***** Extract provided
Note 01: dynamic builds need your OS to have a recent enough libbpf package (and its headers) installed. Sometimes, recent features might require the use of backported OS packages in order for your OS to contain latest libbpf features (sometimes required by libbpfgo). Note 02: static builds need git submodule init first. Make sure to sync the libbpf git submodule before trying to statically compile or test the libbpfgo repository.


libbpfgo tries to make it natural for Go developers to use, by abstracting away C technicalities. For example, it will translate low level return codes into Go error, it will organize functionality around Go struct, and it will use channel as to let you consume events.

In a high level, this is a typical workflow for working with the library:

  1. Compile your bpf program into an object file.
  2. Initialize a Module struct - that is a unit of BPF functionality around your compiled object file.
  3. Load bpf programs from the object file using the BPFProg struct.
  4. Attach BPFProg to system facilities, for example to "raw tracepoints" or "kprobes" using the BPFProg's associated functions.
  5. Instantiate and manipulate BPF Maps via the BPFMap struct and it's associated methods.
  6. Instantiate and manipulate Perf Buffer for communicating events from your BPF program to the driving userspace program, using the RingBuffer struct and it's associated objects.


// initializing
import bpf ""
bpfModule := bpf.NewModuleFromFile(bpfObjectPath)

// maps
mymap, _ := bpfModule.GetMap("mymap")
mymap.Update(key, value)

// ring buffer
rb, _ := bpfModule.InitRingBuffer("events", eventsChannel, buffSize)
e := <-eventsChannel


libbpfgo does not yet have a regular schedule for cutting releases. There has not yet been a major release but API backwards compatibility will be maintained for all releases with the same major release number. Milestones are created when preparing for release.

  • Major releases are cut when backwards compatibility is broken or major milestones are completed, such as reaching parity with libbpf's API.
  • Minor releases are cut to incorporate new support for libbpf APIs.
**********
> [Tasks to carry out]
a – Copy the libbpfgo overview starting at "bpfModule := bpf.NewModuleFromFile(bpfObjectPath)" and ending at "preparing for release.", renaming "mymap" to "userMap".
b – According to the libbpfgo overview, why does the library turn low-level return codes into Go errors and use channels to deliver events?
***** Source data
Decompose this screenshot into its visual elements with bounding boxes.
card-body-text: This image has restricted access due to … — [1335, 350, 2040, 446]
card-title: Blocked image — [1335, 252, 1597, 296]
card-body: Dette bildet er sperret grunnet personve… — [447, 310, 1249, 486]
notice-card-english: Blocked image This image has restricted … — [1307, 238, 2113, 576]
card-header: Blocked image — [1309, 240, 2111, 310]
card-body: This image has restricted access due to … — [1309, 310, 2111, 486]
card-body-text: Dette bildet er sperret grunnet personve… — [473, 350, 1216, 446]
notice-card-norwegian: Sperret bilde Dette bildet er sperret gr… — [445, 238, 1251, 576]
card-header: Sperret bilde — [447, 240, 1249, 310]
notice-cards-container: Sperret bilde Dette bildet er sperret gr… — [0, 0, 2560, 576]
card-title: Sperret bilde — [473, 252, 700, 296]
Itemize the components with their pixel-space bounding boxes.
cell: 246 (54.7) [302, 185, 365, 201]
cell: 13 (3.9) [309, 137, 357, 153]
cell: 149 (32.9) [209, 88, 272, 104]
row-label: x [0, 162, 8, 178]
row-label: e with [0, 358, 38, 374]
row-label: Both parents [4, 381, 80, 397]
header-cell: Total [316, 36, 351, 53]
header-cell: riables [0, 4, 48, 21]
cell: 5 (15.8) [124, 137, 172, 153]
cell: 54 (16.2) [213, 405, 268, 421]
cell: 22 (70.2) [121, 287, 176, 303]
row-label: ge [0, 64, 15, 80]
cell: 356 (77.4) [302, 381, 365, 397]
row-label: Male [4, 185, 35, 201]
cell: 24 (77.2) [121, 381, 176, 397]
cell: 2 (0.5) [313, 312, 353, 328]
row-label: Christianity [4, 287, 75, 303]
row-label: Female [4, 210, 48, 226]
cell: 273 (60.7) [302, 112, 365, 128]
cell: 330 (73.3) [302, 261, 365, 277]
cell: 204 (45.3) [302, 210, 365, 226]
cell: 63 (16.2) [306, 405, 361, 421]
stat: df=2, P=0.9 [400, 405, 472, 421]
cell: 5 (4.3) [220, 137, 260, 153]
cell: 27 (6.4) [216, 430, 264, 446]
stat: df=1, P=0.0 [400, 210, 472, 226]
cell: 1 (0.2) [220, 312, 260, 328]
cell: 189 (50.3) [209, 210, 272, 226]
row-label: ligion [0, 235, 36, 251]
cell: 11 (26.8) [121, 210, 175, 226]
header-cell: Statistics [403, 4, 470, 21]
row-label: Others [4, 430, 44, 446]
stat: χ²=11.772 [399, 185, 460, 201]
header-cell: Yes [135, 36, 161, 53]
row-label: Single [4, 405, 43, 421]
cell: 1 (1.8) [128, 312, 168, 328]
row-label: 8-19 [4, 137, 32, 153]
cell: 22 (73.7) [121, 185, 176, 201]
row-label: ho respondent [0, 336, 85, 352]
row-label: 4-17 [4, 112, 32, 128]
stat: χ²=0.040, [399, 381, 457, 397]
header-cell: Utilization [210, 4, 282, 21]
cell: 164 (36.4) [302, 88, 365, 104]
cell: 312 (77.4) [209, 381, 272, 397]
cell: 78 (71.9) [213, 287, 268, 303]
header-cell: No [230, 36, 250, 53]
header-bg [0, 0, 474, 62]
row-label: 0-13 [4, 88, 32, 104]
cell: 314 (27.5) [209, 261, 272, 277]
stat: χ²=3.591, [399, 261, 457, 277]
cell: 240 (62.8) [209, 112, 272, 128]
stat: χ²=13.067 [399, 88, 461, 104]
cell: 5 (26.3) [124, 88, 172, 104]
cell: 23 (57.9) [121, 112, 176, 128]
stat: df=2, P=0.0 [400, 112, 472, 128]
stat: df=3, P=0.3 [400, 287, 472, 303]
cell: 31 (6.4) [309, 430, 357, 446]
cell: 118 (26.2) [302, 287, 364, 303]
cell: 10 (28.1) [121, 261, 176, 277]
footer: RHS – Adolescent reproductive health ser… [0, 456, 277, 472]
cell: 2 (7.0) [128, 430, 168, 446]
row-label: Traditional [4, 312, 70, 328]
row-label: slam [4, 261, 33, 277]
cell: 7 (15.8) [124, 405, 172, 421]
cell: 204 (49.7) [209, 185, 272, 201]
**********
> [Response list]
a –
bpfModule := bpf.NewModuleFromFile(bpfObjectPath)

// maps
userMap, _ := bpfModule.GetMap("userMap")
userMap.Update(key, value)

// ring buffer
rb, _ := bpfModule.InitRingBuffer("events", eventsChannel, buffSize)
e := <-eventsChannel


libbpfgo does not yet have a regular schedule for cutting releases. There has not yet been a major release but API backwards compatibility will be maintained for all releases with the same major release number. Milestones are created when preparing for release.

b – libbpfgo aims to be natural for Go developers to use by abstracting away C technicalities. Translating return codes into Go errors, organizing functionality around Go structs, and letting you consume events through a channel are examples of that approach.